Required task
Return the data below line for line, without changing anything.

* begin Input for this task *

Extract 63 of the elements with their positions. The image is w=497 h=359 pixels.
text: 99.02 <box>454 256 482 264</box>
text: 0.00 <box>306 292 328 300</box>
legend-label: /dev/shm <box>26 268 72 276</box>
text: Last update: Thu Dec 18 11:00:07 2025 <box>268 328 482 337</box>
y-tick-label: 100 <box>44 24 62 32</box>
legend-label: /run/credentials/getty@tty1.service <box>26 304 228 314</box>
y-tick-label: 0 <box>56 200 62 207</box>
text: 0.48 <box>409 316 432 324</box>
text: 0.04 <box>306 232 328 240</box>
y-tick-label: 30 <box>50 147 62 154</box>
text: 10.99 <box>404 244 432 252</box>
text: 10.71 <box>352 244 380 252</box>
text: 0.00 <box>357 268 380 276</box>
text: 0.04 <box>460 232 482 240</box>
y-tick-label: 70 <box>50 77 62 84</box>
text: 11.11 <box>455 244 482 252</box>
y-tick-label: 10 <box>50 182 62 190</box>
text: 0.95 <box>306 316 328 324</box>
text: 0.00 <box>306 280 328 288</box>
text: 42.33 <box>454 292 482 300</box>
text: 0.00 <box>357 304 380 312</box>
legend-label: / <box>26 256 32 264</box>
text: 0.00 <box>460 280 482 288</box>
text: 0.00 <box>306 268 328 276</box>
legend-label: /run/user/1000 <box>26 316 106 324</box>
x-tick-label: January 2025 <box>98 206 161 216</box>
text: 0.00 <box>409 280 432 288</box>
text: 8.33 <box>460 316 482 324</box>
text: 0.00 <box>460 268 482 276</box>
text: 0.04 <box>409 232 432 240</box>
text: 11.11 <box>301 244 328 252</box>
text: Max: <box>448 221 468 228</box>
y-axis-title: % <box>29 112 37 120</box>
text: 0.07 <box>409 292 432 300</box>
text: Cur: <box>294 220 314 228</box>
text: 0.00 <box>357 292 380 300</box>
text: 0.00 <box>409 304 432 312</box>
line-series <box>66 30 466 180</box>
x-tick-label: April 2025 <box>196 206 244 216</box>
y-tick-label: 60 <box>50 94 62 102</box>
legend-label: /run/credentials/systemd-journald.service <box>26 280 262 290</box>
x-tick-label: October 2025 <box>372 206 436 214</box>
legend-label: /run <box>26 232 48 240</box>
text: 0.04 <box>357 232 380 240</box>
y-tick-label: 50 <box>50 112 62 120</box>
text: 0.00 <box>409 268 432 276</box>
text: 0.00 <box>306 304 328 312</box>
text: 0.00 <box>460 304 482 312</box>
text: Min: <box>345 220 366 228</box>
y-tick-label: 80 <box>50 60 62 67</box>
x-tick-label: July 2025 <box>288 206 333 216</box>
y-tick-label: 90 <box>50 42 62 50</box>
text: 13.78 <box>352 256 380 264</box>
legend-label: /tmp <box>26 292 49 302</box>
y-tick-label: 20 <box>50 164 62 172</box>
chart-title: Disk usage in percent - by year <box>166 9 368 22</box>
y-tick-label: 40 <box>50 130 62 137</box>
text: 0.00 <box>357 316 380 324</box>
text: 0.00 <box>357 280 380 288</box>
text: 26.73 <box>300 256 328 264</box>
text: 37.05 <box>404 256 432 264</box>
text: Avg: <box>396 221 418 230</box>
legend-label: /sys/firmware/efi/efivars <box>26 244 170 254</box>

* end Input for this task *

Correct result
Extract 63 of the elements with their positions. The image is w=497 h=359 pixels.
text: 99.02 <box>454 256 482 264</box>
text: 0.00 <box>306 292 328 300</box>
legend-label: /dev/shm <box>26 268 72 276</box>
text: Last update: Thu Dec 18 11:00:07 2025 <box>268 328 482 337</box>
y-tick-label: 100 <box>44 24 62 32</box>
legend-label: /run/credentials/getty@tty1.service <box>26 304 228 314</box>
y-tick-label: 0 <box>56 200 62 207</box>
text: 0.48 <box>409 316 432 324</box>
text: 0.04 <box>306 232 328 240</box>
y-tick-label: 30 <box>50 147 62 154</box>
text: 10.99 <box>404 244 432 252</box>
text: 10.71 <box>352 244 380 252</box>
text: 0.00 <box>357 268 380 276</box>
text: 0.04 <box>460 232 482 240</box>
y-tick-label: 70 <box>50 77 62 84</box>
text: 11.11 <box>455 244 482 252</box>
y-tick-label: 10 <box>50 182 62 190</box>
text: 0.95 <box>306 316 328 324</box>
text: 0.00 <box>306 280 328 288</box>
text: 42.33 <box>454 292 482 300</box>
text: 0.00 <box>357 304 380 312</box>
legend-label: / <box>26 256 32 264</box>
text: 0.00 <box>460 280 482 288</box>
text: 0.00 <box>306 268 328 276</box>
legend-label: /run/user/1000 <box>26 316 106 324</box>
x-tick-label: January 2025 <box>98 206 161 216</box>
text: 0.00 <box>409 280 432 288</box>
text: 8.33 <box>460 316 482 324</box>
text: 0.00 <box>460 268 482 276</box>
text: 0.04 <box>409 232 432 240</box>
text: 11.11 <box>301 244 328 252</box>
text: Max: <box>448 221 468 228</box>
y-axis-title: % <box>29 112 37 120</box>
text: 0.07 <box>409 292 432 300</box>
text: Cur: <box>294 220 314 228</box>
text: 0.00 <box>357 292 380 300</box>
text: 0.00 <box>409 304 432 312</box>
line-series <box>66 30 466 180</box>
x-tick-label: April 2025 <box>196 206 244 216</box>
y-tick-label: 60 <box>50 94 62 102</box>
legend-label: /run/credentials/systemd-journald.service <box>26 280 262 290</box>
x-tick-label: October 2025 <box>372 206 436 214</box>
legend-label: /run <box>26 232 48 240</box>
text: 0.04 <box>357 232 380 240</box>
y-tick-label: 50 <box>50 112 62 120</box>
text: 0.00 <box>409 268 432 276</box>
text: 0.00 <box>306 304 328 312</box>
text: 0.00 <box>460 304 482 312</box>
text: Min: <box>345 220 366 228</box>
y-tick-label: 80 <box>50 60 62 67</box>
x-tick-label: July 2025 <box>288 206 333 216</box>
y-tick-label: 90 <box>50 42 62 50</box>
text: 13.78 <box>352 256 380 264</box>
legend-label: /tmp <box>26 292 49 302</box>
y-tick-label: 20 <box>50 164 62 172</box>
chart-title: Disk usage in percent - by year <box>166 9 368 22</box>
y-tick-label: 40 <box>50 130 62 137</box>
text: 0.00 <box>357 316 380 324</box>
text: 0.00 <box>357 280 380 288</box>
text: 26.73 <box>300 256 328 264</box>
text: 37.05 <box>404 256 432 264</box>
text: Avg: <box>396 221 418 230</box>
legend-label: /sys/firmware/efi/efivars <box>26 244 170 254</box>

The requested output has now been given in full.